Required work: Copy each line below that contains "베이직하우스".

Data rows:
+ + +
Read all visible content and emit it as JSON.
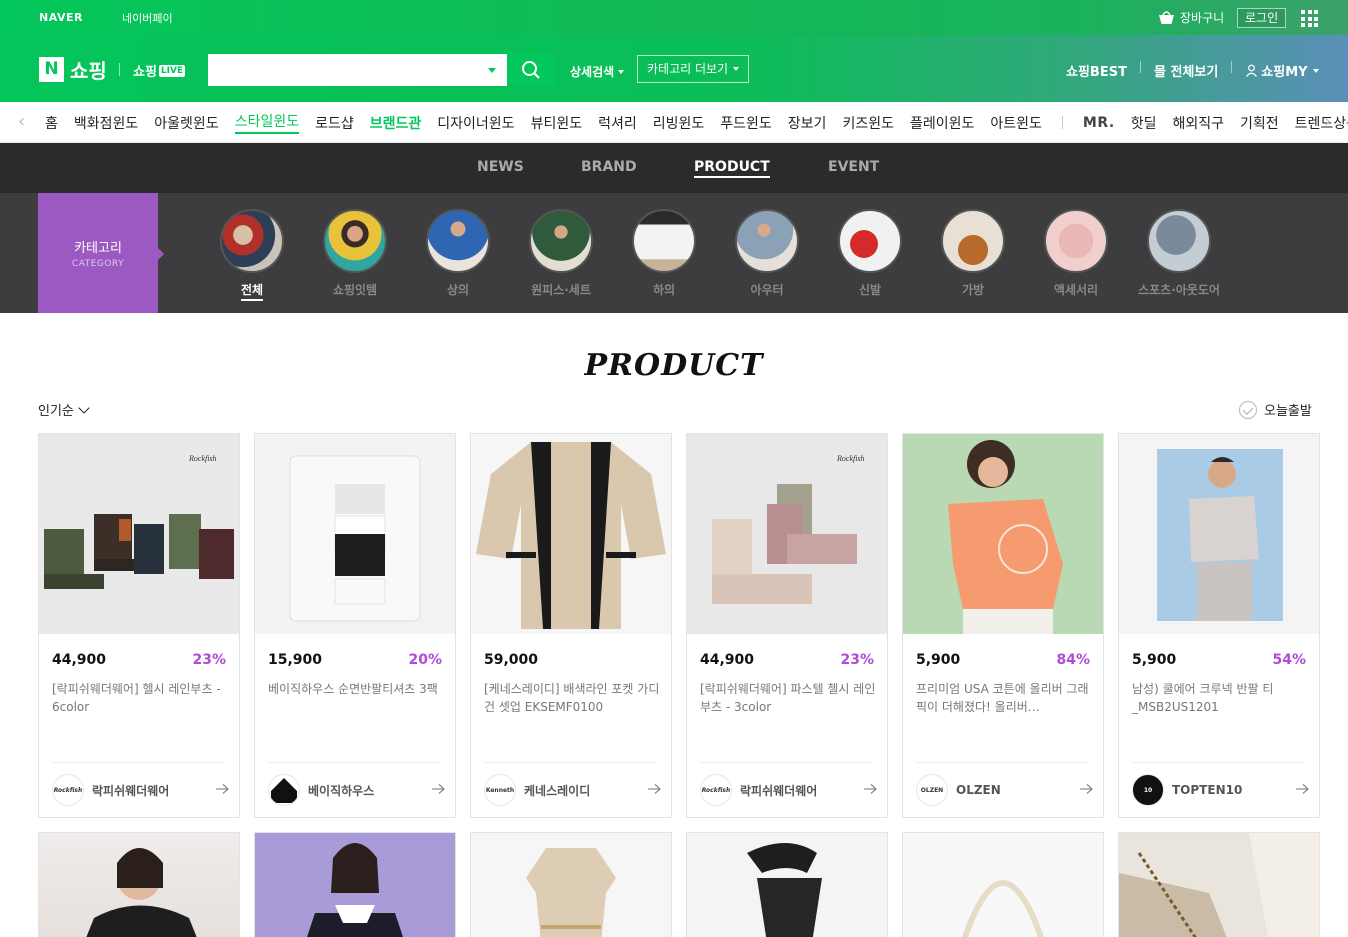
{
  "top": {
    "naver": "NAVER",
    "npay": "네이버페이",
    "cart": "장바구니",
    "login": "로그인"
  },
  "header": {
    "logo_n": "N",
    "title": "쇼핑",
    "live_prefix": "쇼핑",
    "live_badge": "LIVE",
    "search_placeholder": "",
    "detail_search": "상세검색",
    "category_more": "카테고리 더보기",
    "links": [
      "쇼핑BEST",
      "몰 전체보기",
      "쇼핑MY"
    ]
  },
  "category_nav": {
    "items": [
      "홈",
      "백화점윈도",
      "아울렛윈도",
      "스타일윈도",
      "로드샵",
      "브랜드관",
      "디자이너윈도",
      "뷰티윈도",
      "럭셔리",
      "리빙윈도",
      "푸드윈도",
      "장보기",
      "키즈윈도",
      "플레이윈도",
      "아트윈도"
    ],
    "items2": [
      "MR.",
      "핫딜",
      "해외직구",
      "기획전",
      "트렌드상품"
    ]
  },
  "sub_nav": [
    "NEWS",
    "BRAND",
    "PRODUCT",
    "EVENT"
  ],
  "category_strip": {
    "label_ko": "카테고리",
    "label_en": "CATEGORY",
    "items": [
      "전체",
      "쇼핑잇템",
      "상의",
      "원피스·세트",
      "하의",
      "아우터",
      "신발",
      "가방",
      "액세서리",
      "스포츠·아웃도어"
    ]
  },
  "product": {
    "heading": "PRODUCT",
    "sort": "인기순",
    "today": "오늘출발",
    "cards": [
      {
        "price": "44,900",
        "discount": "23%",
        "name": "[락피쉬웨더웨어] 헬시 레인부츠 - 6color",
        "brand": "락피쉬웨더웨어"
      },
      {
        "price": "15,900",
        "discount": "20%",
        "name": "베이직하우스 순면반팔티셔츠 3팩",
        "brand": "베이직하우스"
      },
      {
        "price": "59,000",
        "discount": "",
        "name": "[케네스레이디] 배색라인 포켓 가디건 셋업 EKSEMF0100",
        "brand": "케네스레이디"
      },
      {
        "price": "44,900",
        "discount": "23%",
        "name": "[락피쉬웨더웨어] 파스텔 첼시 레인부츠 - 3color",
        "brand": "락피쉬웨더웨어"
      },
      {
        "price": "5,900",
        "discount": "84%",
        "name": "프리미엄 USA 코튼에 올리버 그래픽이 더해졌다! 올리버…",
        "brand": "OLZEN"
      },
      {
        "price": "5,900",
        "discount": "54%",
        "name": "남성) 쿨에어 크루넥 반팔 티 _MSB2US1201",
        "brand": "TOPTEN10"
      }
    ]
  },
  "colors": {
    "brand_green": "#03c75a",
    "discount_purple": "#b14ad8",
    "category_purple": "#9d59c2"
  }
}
+ + +
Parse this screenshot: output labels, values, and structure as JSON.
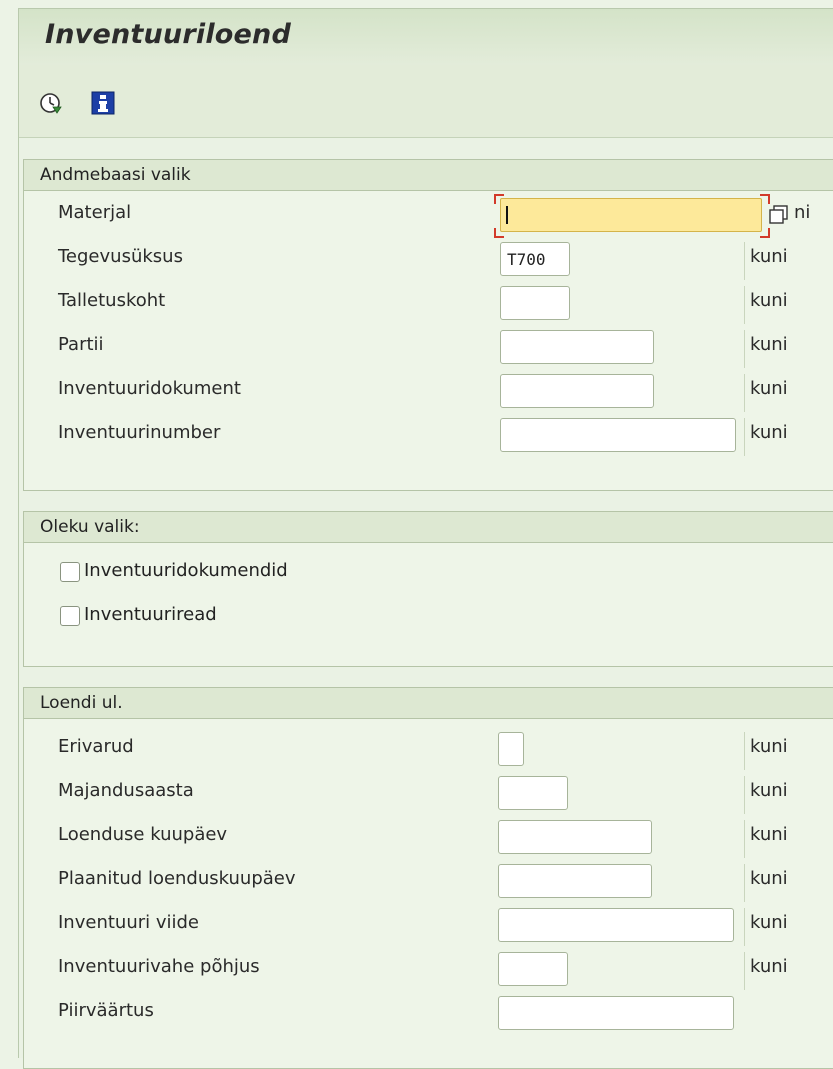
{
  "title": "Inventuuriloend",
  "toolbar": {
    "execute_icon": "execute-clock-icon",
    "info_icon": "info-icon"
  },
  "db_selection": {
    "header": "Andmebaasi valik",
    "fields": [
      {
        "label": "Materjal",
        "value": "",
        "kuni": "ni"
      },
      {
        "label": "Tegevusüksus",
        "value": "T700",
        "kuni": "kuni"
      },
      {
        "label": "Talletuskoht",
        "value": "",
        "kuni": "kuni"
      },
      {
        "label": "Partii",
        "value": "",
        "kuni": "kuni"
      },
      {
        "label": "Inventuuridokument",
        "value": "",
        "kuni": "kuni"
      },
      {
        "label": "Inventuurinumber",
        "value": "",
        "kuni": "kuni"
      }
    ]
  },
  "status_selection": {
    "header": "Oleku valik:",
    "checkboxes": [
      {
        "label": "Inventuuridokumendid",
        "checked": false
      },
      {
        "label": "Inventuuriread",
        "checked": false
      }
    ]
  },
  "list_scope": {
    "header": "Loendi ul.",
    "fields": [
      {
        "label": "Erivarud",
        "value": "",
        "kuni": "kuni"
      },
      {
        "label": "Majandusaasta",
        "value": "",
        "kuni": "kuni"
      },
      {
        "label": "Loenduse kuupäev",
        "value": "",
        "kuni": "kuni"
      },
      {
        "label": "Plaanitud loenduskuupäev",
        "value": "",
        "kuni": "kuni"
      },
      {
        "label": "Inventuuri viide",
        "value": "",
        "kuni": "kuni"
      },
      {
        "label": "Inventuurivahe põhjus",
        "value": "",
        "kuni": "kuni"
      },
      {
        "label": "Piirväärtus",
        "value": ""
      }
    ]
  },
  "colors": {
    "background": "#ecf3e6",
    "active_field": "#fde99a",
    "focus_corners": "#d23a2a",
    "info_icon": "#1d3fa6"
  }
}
+ + +
Expected output:
        "name": "베이직하우스 순면반팔티셔츠 3팩",
        "brand": "베이직하우스"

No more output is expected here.